## To do
Repeat each line exactly as it is written.

══ Provided records ══

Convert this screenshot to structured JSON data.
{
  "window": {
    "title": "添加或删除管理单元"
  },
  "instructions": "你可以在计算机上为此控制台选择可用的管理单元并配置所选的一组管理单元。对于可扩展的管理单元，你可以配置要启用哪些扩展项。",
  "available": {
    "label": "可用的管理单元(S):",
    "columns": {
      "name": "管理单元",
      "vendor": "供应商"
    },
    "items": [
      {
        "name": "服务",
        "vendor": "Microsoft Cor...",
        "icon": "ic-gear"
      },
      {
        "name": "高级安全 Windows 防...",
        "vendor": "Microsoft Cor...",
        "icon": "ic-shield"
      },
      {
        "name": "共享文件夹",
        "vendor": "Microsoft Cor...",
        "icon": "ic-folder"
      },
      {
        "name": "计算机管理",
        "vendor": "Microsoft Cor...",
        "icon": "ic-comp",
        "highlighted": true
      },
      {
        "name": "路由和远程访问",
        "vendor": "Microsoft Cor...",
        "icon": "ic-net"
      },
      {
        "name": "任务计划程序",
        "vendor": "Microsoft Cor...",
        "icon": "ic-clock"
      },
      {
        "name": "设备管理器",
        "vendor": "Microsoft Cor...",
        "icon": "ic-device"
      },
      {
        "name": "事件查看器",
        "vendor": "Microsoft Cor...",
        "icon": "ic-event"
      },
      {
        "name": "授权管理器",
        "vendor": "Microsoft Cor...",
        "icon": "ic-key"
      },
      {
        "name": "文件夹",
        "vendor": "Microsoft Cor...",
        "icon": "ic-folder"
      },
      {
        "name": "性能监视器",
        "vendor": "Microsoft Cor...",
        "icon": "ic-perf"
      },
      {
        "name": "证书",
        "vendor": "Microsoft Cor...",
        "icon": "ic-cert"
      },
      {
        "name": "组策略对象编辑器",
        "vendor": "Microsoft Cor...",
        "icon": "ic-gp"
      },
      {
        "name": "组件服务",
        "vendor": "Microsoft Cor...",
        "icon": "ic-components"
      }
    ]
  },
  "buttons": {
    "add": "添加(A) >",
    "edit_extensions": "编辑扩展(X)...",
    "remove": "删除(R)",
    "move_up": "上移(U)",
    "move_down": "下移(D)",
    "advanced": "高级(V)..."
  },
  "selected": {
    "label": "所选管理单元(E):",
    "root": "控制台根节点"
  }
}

═══

## Answer to this problem
Convert this screenshot to structured JSON data.
{
  "window": {
    "title": "添加或删除管理单元"
  },
  "instructions": "你可以在计算机上为此控制台选择可用的管理单元并配置所选的一组管理单元。对于可扩展的管理单元，你可以配置要启用哪些扩展项。",
  "available": {
    "label": "可用的管理单元(S):",
    "columns": {
      "name": "管理单元",
      "vendor": "供应商"
    },
    "items": [
      {
        "name": "服务",
        "vendor": "Microsoft Cor...",
        "icon": "ic-gear"
      },
      {
        "name": "高级安全 Windows 防...",
        "vendor": "Microsoft Cor...",
        "icon": "ic-shield"
      },
      {
        "name": "共享文件夹",
        "vendor": "Microsoft Cor...",
        "icon": "ic-folder"
      },
      {
        "name": "计算机管理",
        "vendor": "Microsoft Cor...",
        "icon": "ic-comp",
        "highlighted": true
      },
      {
        "name": "路由和远程访问",
        "vendor": "Microsoft Cor...",
        "icon": "ic-net"
      },
      {
        "name": "任务计划程序",
        "vendor": "Microsoft Cor...",
        "icon": "ic-clock"
      },
      {
        "name": "设备管理器",
        "vendor": "Microsoft Cor...",
        "icon": "ic-device"
      },
      {
        "name": "事件查看器",
        "vendor": "Microsoft Cor...",
        "icon": "ic-event"
      },
      {
        "name": "授权管理器",
        "vendor": "Microsoft Cor...",
        "icon": "ic-key"
      },
      {
        "name": "文件夹",
        "vendor": "Microsoft Cor...",
        "icon": "ic-folder"
      },
      {
        "name": "性能监视器",
        "vendor": "Microsoft Cor...",
        "icon": "ic-perf"
      },
      {
        "name": "证书",
        "vendor": "Microsoft Cor...",
        "icon": "ic-cert"
      },
      {
        "name": "组策略对象编辑器",
        "vendor": "Microsoft Cor...",
        "icon": "ic-gp"
      },
      {
        "name": "组件服务",
        "vendor": "Microsoft Cor...",
        "icon": "ic-components"
      }
    ]
  },
  "buttons": {
    "add": "添加(A) >",
    "edit_extensions": "编辑扩展(X)...",
    "remove": "删除(R)",
    "move_up": "上移(U)",
    "move_down": "下移(D)",
    "advanced": "高级(V)..."
  },
  "selected": {
    "label": "所选管理单元(E):",
    "root": "控制台根节点"
  }
}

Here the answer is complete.